Data items
##########

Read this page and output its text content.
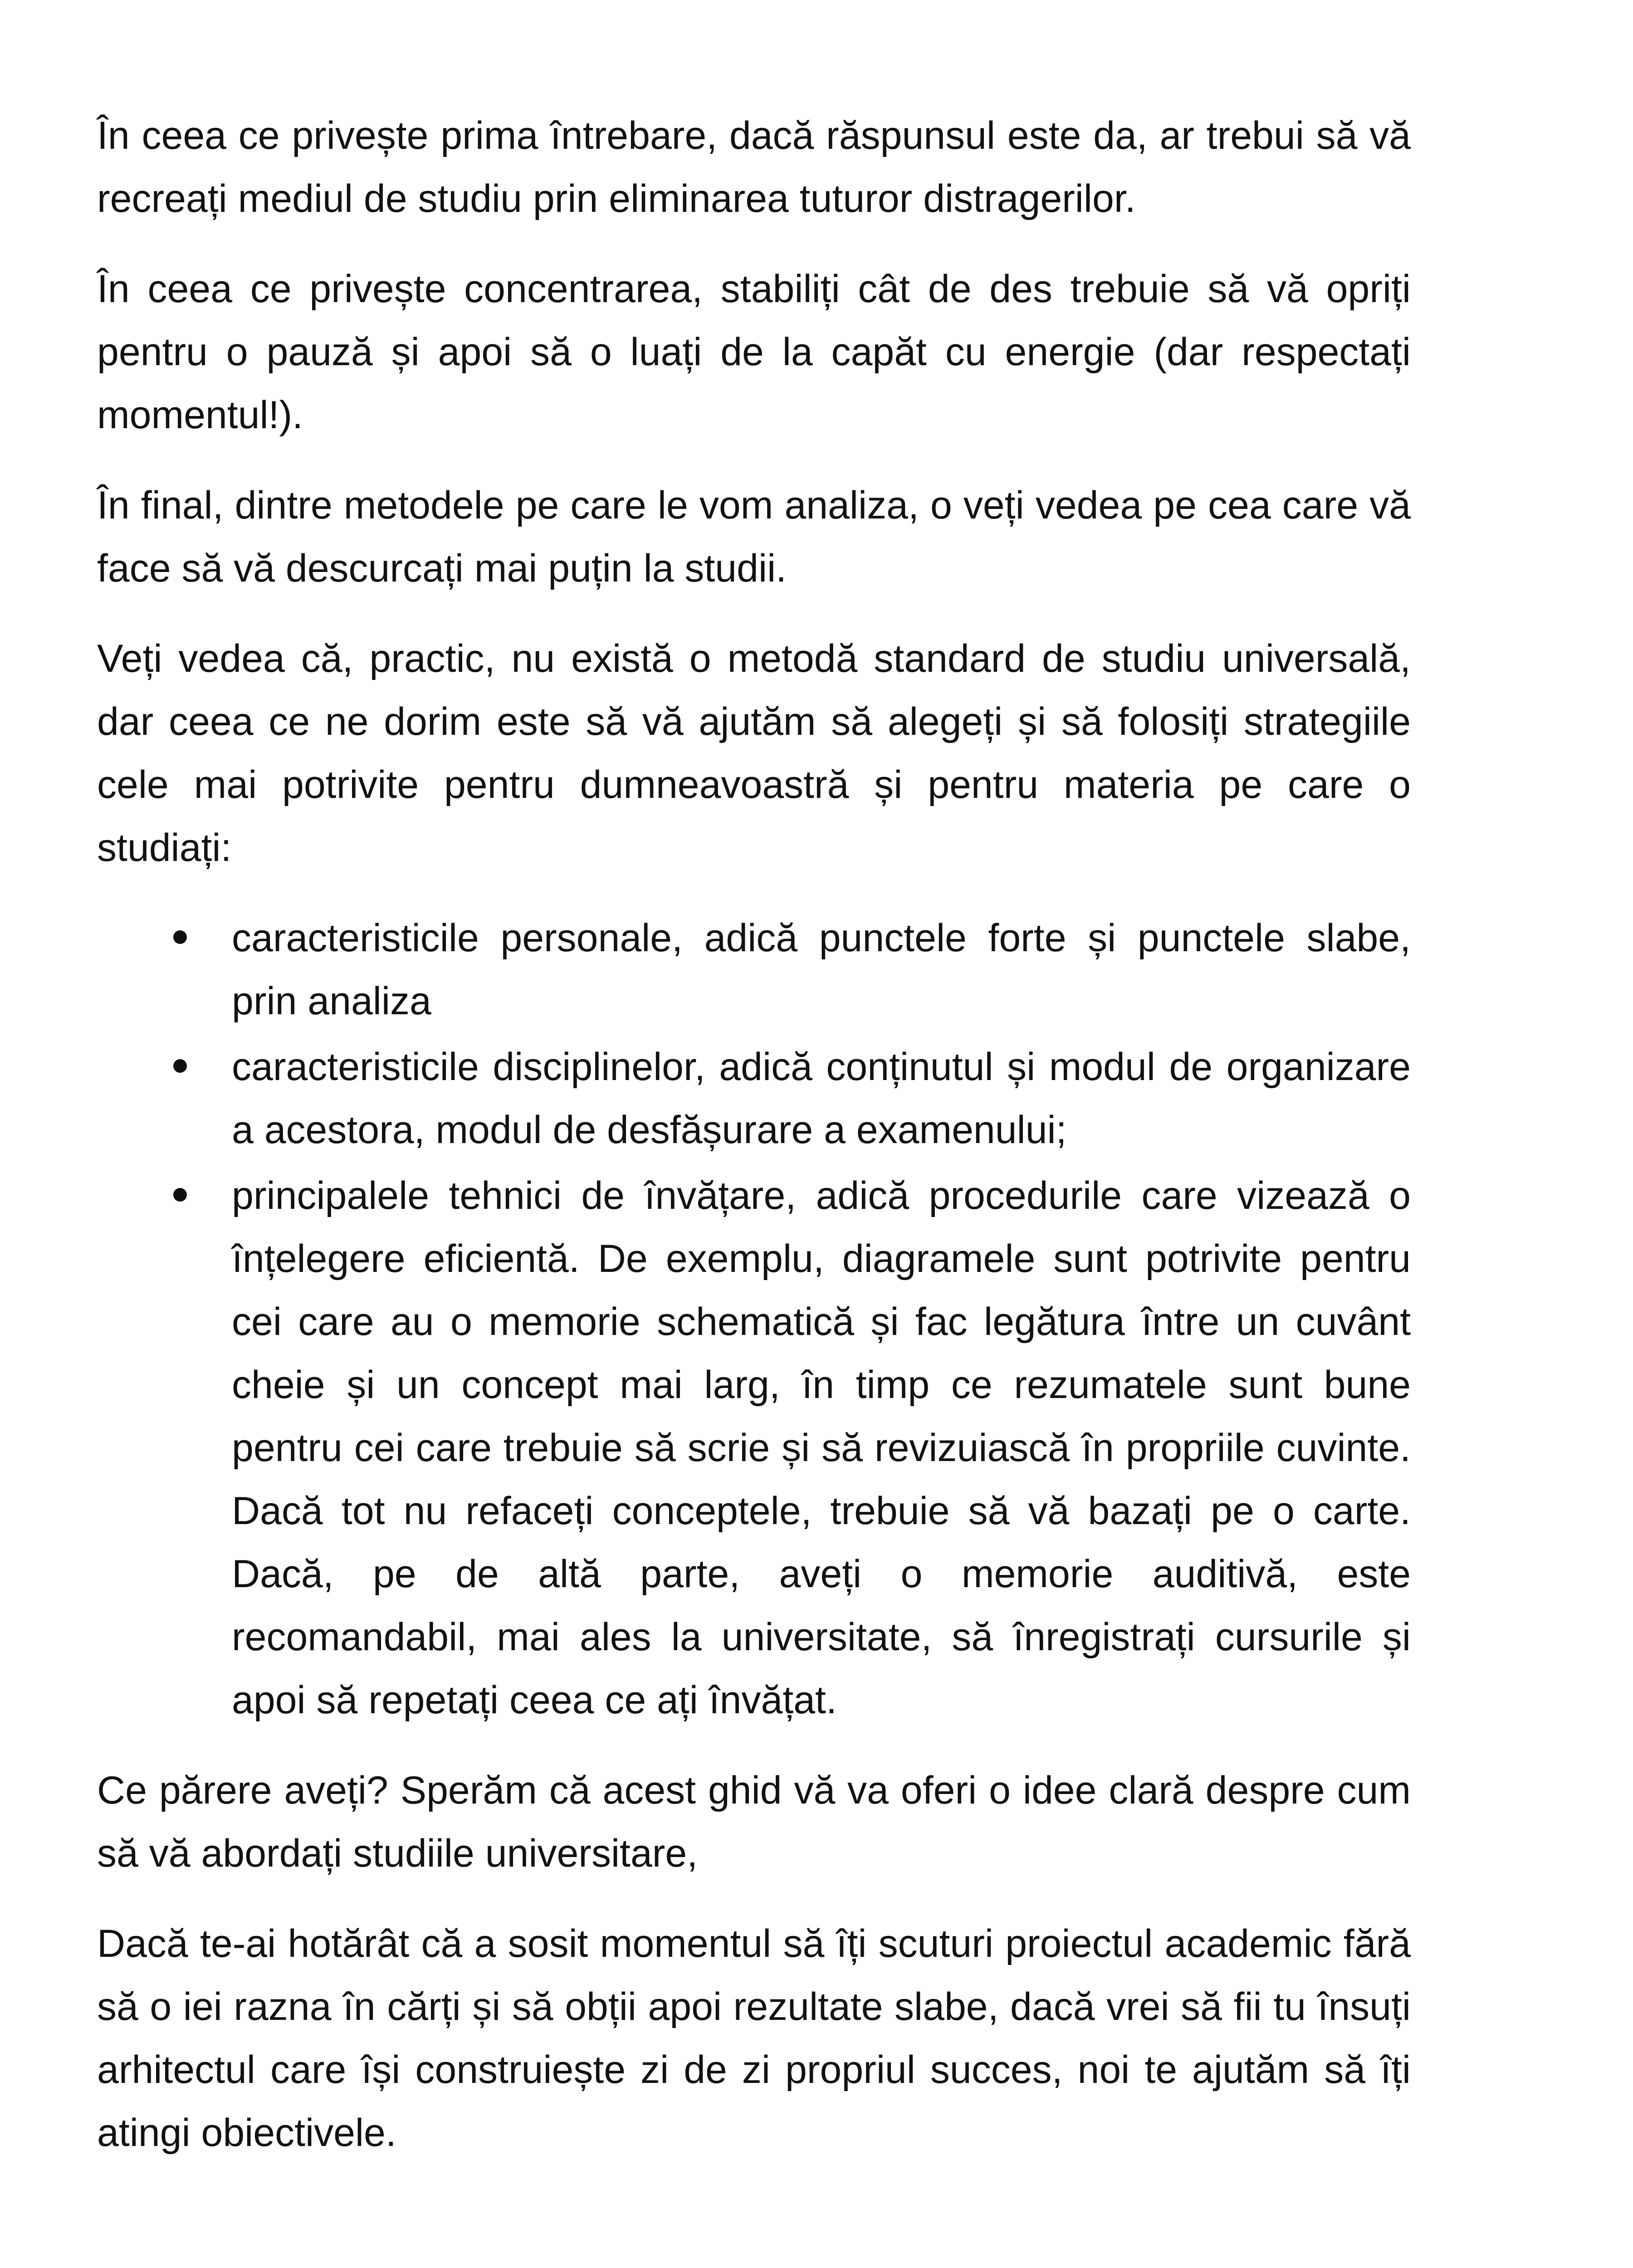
În ceea ce privește prima întrebare, dacă răspunsul este da, ar trebui să vă recreați mediul de studiu prin eliminarea tuturor distragerilor.

În ceea ce privește concentrarea, stabiliți cât de des trebuie să vă opriți pentru o pauză și apoi să o luați de la capăt cu energie (dar respectați momentul!).

În final, dintre metodele pe care le vom analiza, o veți vedea pe cea care vă face să vă descurcați mai puțin la studii.

Veți vedea că, practic, nu există o metodă standard de studiu universală, dar ceea ce ne dorim este să vă ajutăm să alegeți și să folosiți strategiile cele mai potrivite pentru dumneavoastră și pentru materia pe care o studiați:

caracteristicile personale, adică punctele forte și punctele slabe, prin analiza
caracteristicile disciplinelor, adică conținutul și modul de organizare a acestora, modul de desfășurare a examenului;
principalele tehnici de învățare, adică procedurile care vizează o înțelegere eficientă. De exemplu, diagramele sunt potrivite pentru cei care au o memorie schematică și fac legătura între un cuvânt cheie și un concept mai larg, în timp ce rezumatele sunt bune pentru cei care trebuie să scrie și să revizuiască în propriile cuvinte. Dacă tot nu refaceți conceptele, trebuie să vă bazați pe o carte. Dacă, pe de altă parte, aveți o memorie auditivă, este recomandabil, mai ales la universitate, să înregistrați cursurile și apoi să repetați ceea ce ați învățat.

Ce părere aveți? Sperăm că acest ghid vă va oferi o idee clară despre cum să vă abordați studiile universitare,

Dacă te-ai hotărât că a sosit momentul să îți scuturi proiectul academic fără să o iei razna în cărți și să obții apoi rezultate slabe, dacă vrei să fii tu însuți arhitectul care își construiește zi de zi propriul succes, noi te ajutăm să îți atingi obiectivele.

##########

▸ **Work required**: Print every entry above again without changing a word, and omit the pictures.

▸ **Final answer**:
Read this page and output its text content.
În ceea ce privește prima întrebare, dacă răspunsul este da, ar trebui să vă recreați mediul de studiu prin eliminarea tuturor distragerilor.

În ceea ce privește concentrarea, stabiliți cât de des trebuie să vă opriți pentru o pauză și apoi să o luați de la capăt cu energie (dar respectați momentul!).

În final, dintre metodele pe care le vom analiza, o veți vedea pe cea care vă face să vă descurcați mai puțin la studii.

Veți vedea că, practic, nu există o metodă standard de studiu universală, dar ceea ce ne dorim este să vă ajutăm să alegeți și să folosiți strategiile cele mai potrivite pentru dumneavoastră și pentru materia pe care o studiați:

caracteristicile personale, adică punctele forte și punctele slabe, prin analiza
caracteristicile disciplinelor, adică conținutul și modul de organizare a acestora, modul de desfășurare a examenului;
principalele tehnici de învățare, adică procedurile care vizează o înțelegere eficientă. De exemplu, diagramele sunt potrivite pentru cei care au o memorie schematică și fac legătura între un cuvânt cheie și un concept mai larg, în timp ce rezumatele sunt bune pentru cei care trebuie să scrie și să revizuiască în propriile cuvinte. Dacă tot nu refaceți conceptele, trebuie să vă bazați pe o carte. Dacă, pe de altă parte, aveți o memorie auditivă, este recomandabil, mai ales la universitate, să înregistrați cursurile și apoi să repetați ceea ce ați învățat.

Ce părere aveți? Sperăm că acest ghid vă va oferi o idee clară despre cum să vă abordați studiile universitare,

Dacă te-ai hotărât că a sosit momentul să îți scuturi proiectul academic fără să o iei razna în cărți și să obții apoi rezultate slabe, dacă vrei să fii tu însuți arhitectul care își construiește zi de zi propriul succes, noi te ajutăm să îți atingi obiectivele.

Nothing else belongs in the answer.